→ **AIM OF THE TASK**
Skip the pictures. Repeat everything else in the records word for word.
================
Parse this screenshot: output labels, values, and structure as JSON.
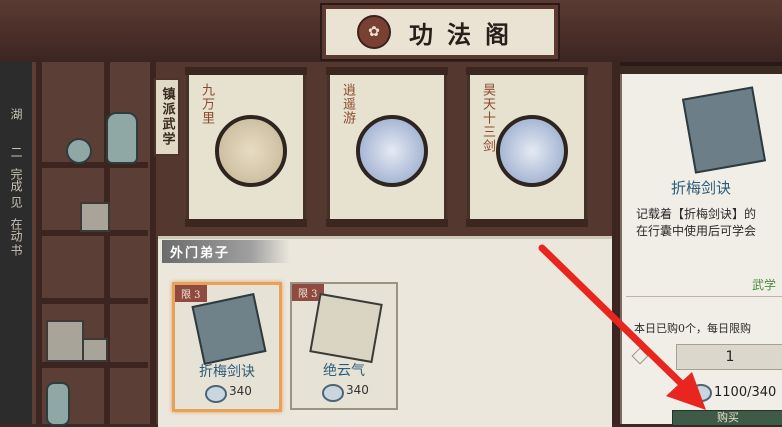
{
  "title": {
    "text": "功法阁",
    "emblem_icon": "lotus-icon"
  },
  "left_sidebar": {
    "texts": [
      "湖",
      "二",
      "完成",
      "见",
      "在动",
      "书"
    ]
  },
  "sect_tag": "镇派武学",
  "featured_scrolls": [
    {
      "name": "九万里",
      "art_icon": "crane-medallion-icon"
    },
    {
      "name": "逍遥游",
      "art_icon": "meditating-figure-medallion-icon"
    },
    {
      "name": "昊天十三剑",
      "art_icon": "sword-medallion-icon"
    }
  ],
  "disciple_section": {
    "header": "外门弟子",
    "items": [
      {
        "limit": "限 3",
        "name": "折梅剑诀",
        "price": "340",
        "art_icon": "manual-book-icon",
        "selected": true
      },
      {
        "limit": "限 3",
        "name": "绝云气",
        "price": "340",
        "art_icon": "scroll-icon",
        "selected": false
      }
    ]
  },
  "detail": {
    "name": "折梅剑诀",
    "desc_line1": "记载着【折梅剑诀】的",
    "desc_line2": "在行囊中使用后可学会",
    "tag": "武学",
    "daily_text": "本日已购0个，每日限购",
    "quantity": "1",
    "cost": "1100/340",
    "buy_label": "购买"
  },
  "colors": {
    "accent": "#e6a25a",
    "wood": "#54372f",
    "paper": "#e7e1d0",
    "arrow": "#e8261f"
  }
}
================
→ **OUTPUT FOR THIS EXERCISE**
Parse this screenshot: output labels, values, and structure as JSON.
{
  "title": {
    "text": "功法阁",
    "emblem_icon": "lotus-icon"
  },
  "left_sidebar": {
    "texts": [
      "湖",
      "二",
      "完成",
      "见",
      "在动",
      "书"
    ]
  },
  "sect_tag": "镇派武学",
  "featured_scrolls": [
    {
      "name": "九万里",
      "art_icon": "crane-medallion-icon"
    },
    {
      "name": "逍遥游",
      "art_icon": "meditating-figure-medallion-icon"
    },
    {
      "name": "昊天十三剑",
      "art_icon": "sword-medallion-icon"
    }
  ],
  "disciple_section": {
    "header": "外门弟子",
    "items": [
      {
        "limit": "限 3",
        "name": "折梅剑诀",
        "price": "340",
        "art_icon": "manual-book-icon",
        "selected": true
      },
      {
        "limit": "限 3",
        "name": "绝云气",
        "price": "340",
        "art_icon": "scroll-icon",
        "selected": false
      }
    ]
  },
  "detail": {
    "name": "折梅剑诀",
    "desc_line1": "记载着【折梅剑诀】的",
    "desc_line2": "在行囊中使用后可学会",
    "tag": "武学",
    "daily_text": "本日已购0个，每日限购",
    "quantity": "1",
    "cost": "1100/340",
    "buy_label": "购买"
  },
  "colors": {
    "accent": "#e6a25a",
    "wood": "#54372f",
    "paper": "#e7e1d0",
    "arrow": "#e8261f"
  }
}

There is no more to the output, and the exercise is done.